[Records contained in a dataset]

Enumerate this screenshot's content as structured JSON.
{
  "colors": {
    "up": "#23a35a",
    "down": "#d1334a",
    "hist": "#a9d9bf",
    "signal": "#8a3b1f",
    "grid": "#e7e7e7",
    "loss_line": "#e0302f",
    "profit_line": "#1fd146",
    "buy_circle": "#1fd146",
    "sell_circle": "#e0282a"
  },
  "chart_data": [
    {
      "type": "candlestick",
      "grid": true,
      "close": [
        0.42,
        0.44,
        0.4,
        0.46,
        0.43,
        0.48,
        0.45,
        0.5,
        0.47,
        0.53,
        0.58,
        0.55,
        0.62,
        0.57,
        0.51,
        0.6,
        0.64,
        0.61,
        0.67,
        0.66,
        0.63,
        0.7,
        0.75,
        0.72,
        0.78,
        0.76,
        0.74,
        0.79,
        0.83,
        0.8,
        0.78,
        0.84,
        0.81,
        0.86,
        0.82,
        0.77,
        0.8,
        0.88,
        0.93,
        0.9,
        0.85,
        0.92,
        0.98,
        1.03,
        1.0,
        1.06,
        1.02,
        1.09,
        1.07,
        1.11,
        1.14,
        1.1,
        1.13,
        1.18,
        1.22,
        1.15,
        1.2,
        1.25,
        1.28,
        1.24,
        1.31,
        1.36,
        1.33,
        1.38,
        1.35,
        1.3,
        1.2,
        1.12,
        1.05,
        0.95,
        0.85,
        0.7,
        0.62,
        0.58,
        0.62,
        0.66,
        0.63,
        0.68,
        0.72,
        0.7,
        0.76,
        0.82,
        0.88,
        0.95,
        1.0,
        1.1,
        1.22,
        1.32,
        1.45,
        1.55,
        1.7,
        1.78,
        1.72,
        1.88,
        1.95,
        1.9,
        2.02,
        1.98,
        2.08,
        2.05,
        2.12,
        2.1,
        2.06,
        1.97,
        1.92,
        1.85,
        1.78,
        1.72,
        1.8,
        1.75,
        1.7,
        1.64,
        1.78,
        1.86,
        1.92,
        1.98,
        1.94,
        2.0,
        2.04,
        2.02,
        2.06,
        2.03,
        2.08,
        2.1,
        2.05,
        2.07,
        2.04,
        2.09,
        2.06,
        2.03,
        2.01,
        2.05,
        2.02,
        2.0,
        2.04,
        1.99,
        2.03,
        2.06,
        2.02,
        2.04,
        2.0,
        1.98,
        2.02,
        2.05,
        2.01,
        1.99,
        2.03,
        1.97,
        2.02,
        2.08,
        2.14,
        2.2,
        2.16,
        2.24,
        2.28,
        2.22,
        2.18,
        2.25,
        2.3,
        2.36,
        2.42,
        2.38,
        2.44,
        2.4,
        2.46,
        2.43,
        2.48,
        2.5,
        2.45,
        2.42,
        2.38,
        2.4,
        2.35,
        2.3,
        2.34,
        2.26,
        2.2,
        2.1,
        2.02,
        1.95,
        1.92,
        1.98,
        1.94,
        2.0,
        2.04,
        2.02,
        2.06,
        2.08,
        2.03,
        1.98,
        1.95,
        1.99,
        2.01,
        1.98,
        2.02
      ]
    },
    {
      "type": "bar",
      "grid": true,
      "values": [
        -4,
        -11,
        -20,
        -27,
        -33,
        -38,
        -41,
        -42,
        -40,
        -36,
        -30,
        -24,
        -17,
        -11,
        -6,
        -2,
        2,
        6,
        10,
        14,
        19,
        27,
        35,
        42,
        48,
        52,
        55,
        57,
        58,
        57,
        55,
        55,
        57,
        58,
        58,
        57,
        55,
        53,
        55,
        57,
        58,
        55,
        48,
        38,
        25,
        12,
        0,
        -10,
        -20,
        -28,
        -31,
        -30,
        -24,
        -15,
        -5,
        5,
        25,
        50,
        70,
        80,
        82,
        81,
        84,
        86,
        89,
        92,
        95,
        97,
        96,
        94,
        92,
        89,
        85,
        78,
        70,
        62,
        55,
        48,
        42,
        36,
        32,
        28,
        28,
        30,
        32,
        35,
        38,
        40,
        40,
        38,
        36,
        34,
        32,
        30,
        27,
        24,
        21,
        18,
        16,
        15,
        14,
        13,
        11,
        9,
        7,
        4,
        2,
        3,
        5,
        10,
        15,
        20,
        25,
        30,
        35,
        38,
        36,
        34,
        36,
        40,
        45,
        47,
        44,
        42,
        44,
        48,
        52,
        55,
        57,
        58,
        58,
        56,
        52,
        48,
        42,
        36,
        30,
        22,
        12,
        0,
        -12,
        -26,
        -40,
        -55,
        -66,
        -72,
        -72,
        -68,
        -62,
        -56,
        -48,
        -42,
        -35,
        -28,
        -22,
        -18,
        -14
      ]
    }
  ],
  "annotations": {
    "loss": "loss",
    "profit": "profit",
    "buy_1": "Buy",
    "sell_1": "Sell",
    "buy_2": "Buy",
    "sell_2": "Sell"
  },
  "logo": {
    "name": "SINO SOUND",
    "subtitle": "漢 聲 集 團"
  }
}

AIM: Retype the material in full. Each word must match.

ANSWER TO THE EXERCISE:
Enumerate this screenshot's content as structured JSON.
{
  "colors": {
    "up": "#23a35a",
    "down": "#d1334a",
    "hist": "#a9d9bf",
    "signal": "#8a3b1f",
    "grid": "#e7e7e7",
    "loss_line": "#e0302f",
    "profit_line": "#1fd146",
    "buy_circle": "#1fd146",
    "sell_circle": "#e0282a"
  },
  "chart_data": [
    {
      "type": "candlestick",
      "grid": true,
      "close": [
        0.42,
        0.44,
        0.4,
        0.46,
        0.43,
        0.48,
        0.45,
        0.5,
        0.47,
        0.53,
        0.58,
        0.55,
        0.62,
        0.57,
        0.51,
        0.6,
        0.64,
        0.61,
        0.67,
        0.66,
        0.63,
        0.7,
        0.75,
        0.72,
        0.78,
        0.76,
        0.74,
        0.79,
        0.83,
        0.8,
        0.78,
        0.84,
        0.81,
        0.86,
        0.82,
        0.77,
        0.8,
        0.88,
        0.93,
        0.9,
        0.85,
        0.92,
        0.98,
        1.03,
        1.0,
        1.06,
        1.02,
        1.09,
        1.07,
        1.11,
        1.14,
        1.1,
        1.13,
        1.18,
        1.22,
        1.15,
        1.2,
        1.25,
        1.28,
        1.24,
        1.31,
        1.36,
        1.33,
        1.38,
        1.35,
        1.3,
        1.2,
        1.12,
        1.05,
        0.95,
        0.85,
        0.7,
        0.62,
        0.58,
        0.62,
        0.66,
        0.63,
        0.68,
        0.72,
        0.7,
        0.76,
        0.82,
        0.88,
        0.95,
        1.0,
        1.1,
        1.22,
        1.32,
        1.45,
        1.55,
        1.7,
        1.78,
        1.72,
        1.88,
        1.95,
        1.9,
        2.02,
        1.98,
        2.08,
        2.05,
        2.12,
        2.1,
        2.06,
        1.97,
        1.92,
        1.85,
        1.78,
        1.72,
        1.8,
        1.75,
        1.7,
        1.64,
        1.78,
        1.86,
        1.92,
        1.98,
        1.94,
        2.0,
        2.04,
        2.02,
        2.06,
        2.03,
        2.08,
        2.1,
        2.05,
        2.07,
        2.04,
        2.09,
        2.06,
        2.03,
        2.01,
        2.05,
        2.02,
        2.0,
        2.04,
        1.99,
        2.03,
        2.06,
        2.02,
        2.04,
        2.0,
        1.98,
        2.02,
        2.05,
        2.01,
        1.99,
        2.03,
        1.97,
        2.02,
        2.08,
        2.14,
        2.2,
        2.16,
        2.24,
        2.28,
        2.22,
        2.18,
        2.25,
        2.3,
        2.36,
        2.42,
        2.38,
        2.44,
        2.4,
        2.46,
        2.43,
        2.48,
        2.5,
        2.45,
        2.42,
        2.38,
        2.4,
        2.35,
        2.3,
        2.34,
        2.26,
        2.2,
        2.1,
        2.02,
        1.95,
        1.92,
        1.98,
        1.94,
        2.0,
        2.04,
        2.02,
        2.06,
        2.08,
        2.03,
        1.98,
        1.95,
        1.99,
        2.01,
        1.98,
        2.02
      ]
    },
    {
      "type": "bar",
      "grid": true,
      "values": [
        -4,
        -11,
        -20,
        -27,
        -33,
        -38,
        -41,
        -42,
        -40,
        -36,
        -30,
        -24,
        -17,
        -11,
        -6,
        -2,
        2,
        6,
        10,
        14,
        19,
        27,
        35,
        42,
        48,
        52,
        55,
        57,
        58,
        57,
        55,
        55,
        57,
        58,
        58,
        57,
        55,
        53,
        55,
        57,
        58,
        55,
        48,
        38,
        25,
        12,
        0,
        -10,
        -20,
        -28,
        -31,
        -30,
        -24,
        -15,
        -5,
        5,
        25,
        50,
        70,
        80,
        82,
        81,
        84,
        86,
        89,
        92,
        95,
        97,
        96,
        94,
        92,
        89,
        85,
        78,
        70,
        62,
        55,
        48,
        42,
        36,
        32,
        28,
        28,
        30,
        32,
        35,
        38,
        40,
        40,
        38,
        36,
        34,
        32,
        30,
        27,
        24,
        21,
        18,
        16,
        15,
        14,
        13,
        11,
        9,
        7,
        4,
        2,
        3,
        5,
        10,
        15,
        20,
        25,
        30,
        35,
        38,
        36,
        34,
        36,
        40,
        45,
        47,
        44,
        42,
        44,
        48,
        52,
        55,
        57,
        58,
        58,
        56,
        52,
        48,
        42,
        36,
        30,
        22,
        12,
        0,
        -12,
        -26,
        -40,
        -55,
        -66,
        -72,
        -72,
        -68,
        -62,
        -56,
        -48,
        -42,
        -35,
        -28,
        -22,
        -18,
        -14
      ]
    }
  ],
  "annotations": {
    "loss": "loss",
    "profit": "profit",
    "buy_1": "Buy",
    "sell_1": "Sell",
    "buy_2": "Buy",
    "sell_2": "Sell"
  },
  "logo": {
    "name": "SINO SOUND",
    "subtitle": "漢 聲 集 團"
  }
}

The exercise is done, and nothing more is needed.